Reading text ▸
-------
A couple more notable cast: Jon Voight plays Milo Minderbender, a lowly supply lieutenant who convinces Cathcart to endorse a little black market operation to pad their service pay. This initially raises Yossarian’s ire in the middle of a mission when he finds all the flight’s silk parachutes have been commandeered and sold off.
This quickly morphs into M+M Enterprises, a criminal syndicate encompassing the entire European war theater. At one point they strike a deal with the Germans to bomb their own base in exchange for taking many tons of surplus cotton off Milo’s hands. In the end he winds up as a Hitler-like figure who’s really running the war.
And Orson Welles — who tried years before to film his own adaptation of Heller’s novel — has a brief two-scene cameo as Dreedle, a general who’s spectacularly indifferent to the plight of his men or the success of the Allied forces. He wanders about doing inspections and the like with his son-in-law and mistress in tow.
Welles gets to share perhaps the most memorable scene in the movie, when Yossarian shows up nude to a medal awarding ceremony. His uniform is still bloody from the demise of Snowden, a young belly gunner who buys it on his very first mission.
It’s obviously a very humorous moment, Arkin standing there naked with a stupid, insouciant grin on his face, probably figuring a few weeks in the stockade are worth it if it gets him out of flying.
But the movie keeps returning to the moment of Snowden’s death in flashbacks, and it gets a little worse each time as Yossarian tries to bandage his bleeding wound. The final iteration is truly revolting, to the extent it sours the laughter we previously enjoyed.
That’s probably my takeaway from the whole of “Catch-22.” It’s generally described as very black comedy/satire, but I don’t think it’s really that funny at all — or meant to be. If it’s possible for a picture to be highly absurdist without actually striving for humor, I think this is it.
The tone feels like a morose mix of Kurt Vonnegut and Federico Fellini, if that makes any sense.
Like Vonnegut’s “Slaughterhouse-Five,” the film takes a very dim view of war, even seen from the perspective of the “good side.” The whole enterprise is evil and chaos incarnate, Heller seems to say, so let’s depict it as a grand circus of despair, death and stupendous human arrogance.
-------
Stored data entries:
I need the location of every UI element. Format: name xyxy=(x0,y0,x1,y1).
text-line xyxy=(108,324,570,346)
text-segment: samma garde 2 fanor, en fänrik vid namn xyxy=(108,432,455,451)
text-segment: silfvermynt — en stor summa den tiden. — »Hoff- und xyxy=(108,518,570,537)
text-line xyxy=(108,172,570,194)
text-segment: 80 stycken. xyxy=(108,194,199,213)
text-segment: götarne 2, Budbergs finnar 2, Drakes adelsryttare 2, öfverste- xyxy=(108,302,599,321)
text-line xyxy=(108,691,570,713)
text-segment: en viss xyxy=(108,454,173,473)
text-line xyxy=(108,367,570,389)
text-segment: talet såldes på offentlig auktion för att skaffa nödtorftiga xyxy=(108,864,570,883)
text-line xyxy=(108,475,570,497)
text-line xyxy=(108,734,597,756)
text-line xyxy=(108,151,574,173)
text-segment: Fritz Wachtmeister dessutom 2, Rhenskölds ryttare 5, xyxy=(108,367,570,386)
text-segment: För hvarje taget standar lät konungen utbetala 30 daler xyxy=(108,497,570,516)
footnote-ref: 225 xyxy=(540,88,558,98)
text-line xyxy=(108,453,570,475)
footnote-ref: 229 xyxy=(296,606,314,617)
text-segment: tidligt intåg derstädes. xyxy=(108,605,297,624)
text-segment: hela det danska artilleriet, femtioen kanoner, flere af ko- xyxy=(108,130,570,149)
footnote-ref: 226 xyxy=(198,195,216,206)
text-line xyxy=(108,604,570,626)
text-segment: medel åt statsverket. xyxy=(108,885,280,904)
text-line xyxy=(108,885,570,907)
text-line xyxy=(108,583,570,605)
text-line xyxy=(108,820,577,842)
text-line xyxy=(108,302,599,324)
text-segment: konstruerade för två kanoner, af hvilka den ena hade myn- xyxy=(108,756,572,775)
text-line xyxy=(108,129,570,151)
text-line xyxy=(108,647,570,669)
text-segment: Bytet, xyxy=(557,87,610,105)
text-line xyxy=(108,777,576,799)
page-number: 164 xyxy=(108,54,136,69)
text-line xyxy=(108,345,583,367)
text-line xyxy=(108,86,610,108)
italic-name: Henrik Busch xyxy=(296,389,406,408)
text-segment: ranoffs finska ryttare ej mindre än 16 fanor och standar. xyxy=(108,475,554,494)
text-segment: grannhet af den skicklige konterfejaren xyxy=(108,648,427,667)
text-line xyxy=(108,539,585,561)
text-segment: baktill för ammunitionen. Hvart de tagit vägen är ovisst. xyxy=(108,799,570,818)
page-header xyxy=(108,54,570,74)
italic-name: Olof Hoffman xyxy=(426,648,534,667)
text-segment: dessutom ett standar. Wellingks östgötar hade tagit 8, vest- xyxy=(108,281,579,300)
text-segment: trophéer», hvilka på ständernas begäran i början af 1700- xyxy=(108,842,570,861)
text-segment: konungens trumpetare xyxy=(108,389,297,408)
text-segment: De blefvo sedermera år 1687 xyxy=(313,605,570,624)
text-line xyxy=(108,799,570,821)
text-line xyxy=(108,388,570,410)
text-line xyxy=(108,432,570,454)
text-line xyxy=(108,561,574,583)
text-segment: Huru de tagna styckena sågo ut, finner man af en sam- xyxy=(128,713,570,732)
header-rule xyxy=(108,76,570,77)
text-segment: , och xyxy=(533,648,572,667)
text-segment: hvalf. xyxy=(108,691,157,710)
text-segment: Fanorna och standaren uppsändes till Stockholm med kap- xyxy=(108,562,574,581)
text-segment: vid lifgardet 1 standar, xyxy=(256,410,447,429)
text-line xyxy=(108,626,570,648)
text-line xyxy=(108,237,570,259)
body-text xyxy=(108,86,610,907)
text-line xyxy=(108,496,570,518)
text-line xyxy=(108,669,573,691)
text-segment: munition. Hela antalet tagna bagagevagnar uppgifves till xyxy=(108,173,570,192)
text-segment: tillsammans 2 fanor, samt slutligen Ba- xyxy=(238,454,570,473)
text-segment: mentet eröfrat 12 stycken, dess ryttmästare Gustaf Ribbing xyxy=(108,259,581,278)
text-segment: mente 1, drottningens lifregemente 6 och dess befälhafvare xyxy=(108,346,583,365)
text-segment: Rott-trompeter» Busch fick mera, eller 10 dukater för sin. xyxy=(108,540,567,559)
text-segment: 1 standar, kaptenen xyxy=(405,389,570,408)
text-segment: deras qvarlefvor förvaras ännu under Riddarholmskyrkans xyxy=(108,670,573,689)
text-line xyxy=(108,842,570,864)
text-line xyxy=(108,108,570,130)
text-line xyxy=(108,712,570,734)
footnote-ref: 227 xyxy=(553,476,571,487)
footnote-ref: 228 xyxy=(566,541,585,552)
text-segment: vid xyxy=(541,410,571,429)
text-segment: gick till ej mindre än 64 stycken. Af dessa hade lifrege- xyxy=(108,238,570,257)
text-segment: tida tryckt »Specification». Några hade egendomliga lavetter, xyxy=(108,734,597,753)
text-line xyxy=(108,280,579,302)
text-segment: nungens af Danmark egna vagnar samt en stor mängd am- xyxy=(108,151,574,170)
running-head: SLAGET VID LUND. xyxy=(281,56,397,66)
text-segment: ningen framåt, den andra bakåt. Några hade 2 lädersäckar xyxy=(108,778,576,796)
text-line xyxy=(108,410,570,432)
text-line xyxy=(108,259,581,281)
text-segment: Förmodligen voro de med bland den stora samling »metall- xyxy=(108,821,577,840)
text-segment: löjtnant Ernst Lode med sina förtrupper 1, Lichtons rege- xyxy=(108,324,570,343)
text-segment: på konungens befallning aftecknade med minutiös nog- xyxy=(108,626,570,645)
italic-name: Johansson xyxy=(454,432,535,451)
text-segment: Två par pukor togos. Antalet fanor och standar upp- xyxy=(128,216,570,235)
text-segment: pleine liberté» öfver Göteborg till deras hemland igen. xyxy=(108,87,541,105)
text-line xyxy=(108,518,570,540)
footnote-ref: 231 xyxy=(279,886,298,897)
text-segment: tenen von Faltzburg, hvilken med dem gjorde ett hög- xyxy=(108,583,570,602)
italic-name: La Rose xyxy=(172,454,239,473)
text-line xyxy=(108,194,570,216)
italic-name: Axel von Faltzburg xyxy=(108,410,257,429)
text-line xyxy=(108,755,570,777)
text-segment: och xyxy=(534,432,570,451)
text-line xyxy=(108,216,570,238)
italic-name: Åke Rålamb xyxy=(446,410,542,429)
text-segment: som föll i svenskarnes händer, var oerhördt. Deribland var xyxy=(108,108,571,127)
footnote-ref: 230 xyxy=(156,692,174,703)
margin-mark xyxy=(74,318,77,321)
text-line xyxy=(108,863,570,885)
-------
What to work on ▸
1. In the review of the film "Catch-22," what do the Germans agree to take off Milo's hands in exchange for his syndicate bombing its own base?
2. Extend the review of the film "Catch-22" past its last sentence.

Answers provided ▸
1. Many tons of surplus cotton.

2.
It’s the sort of thing that summons a wry, rictus grin more than a big guffaw.
I think of one little throwaway scene. Yossarian, having woken up in the hospital after being stabbed (in revenge for something he didn’t do, but that’s another story), spies another soldier completely covered in plaster bandages from head to toe. Two nurses approach and disconnect two bottles from the patient: one plasma going into his bloodstream, now empty, and a full one collecting urine. They switch them, then leave without pausing in their gossip.
Nichols and Henry, then hot off the commercial and critical success of “The Graduate,” reportedly spent two years working on the script for “Catch-22.” It had been regarded as unfilmable, but they did their best to stuff it into a two-hour movie. Heller endorsed it despite the many changes from his book, and even volunteered that he wish he’d written some of their dialogue himself.
In 2019 Hulu broadcast an entire miniseries of “Catch-22,” unseen by me, that purportedly more closely hews to Heller’s book. There’s also his much-disregarded sequel novel, “Closing Time,” of which I’m also innocent.
Holding it all together is Arkin as the quintessential everyman antihero, the guy who sees how shitty everything is but is the one person who can’t stop from speaking up. Despite the film’s zig-zaggy, deliberately labyrinthian plot, his Yossarian is the one constant touchstone, a man trying to stay sane in a world gone mad.
In the end Yossarian decides to trade in his integrity and accept a promotion and trip home as a bribe from Cathcart, but at the last minute he opts to chuck it all and paddle away AWOL into the sea. In finally doing something certifiably nuts, he finds his most grounded, intrinsic humanity.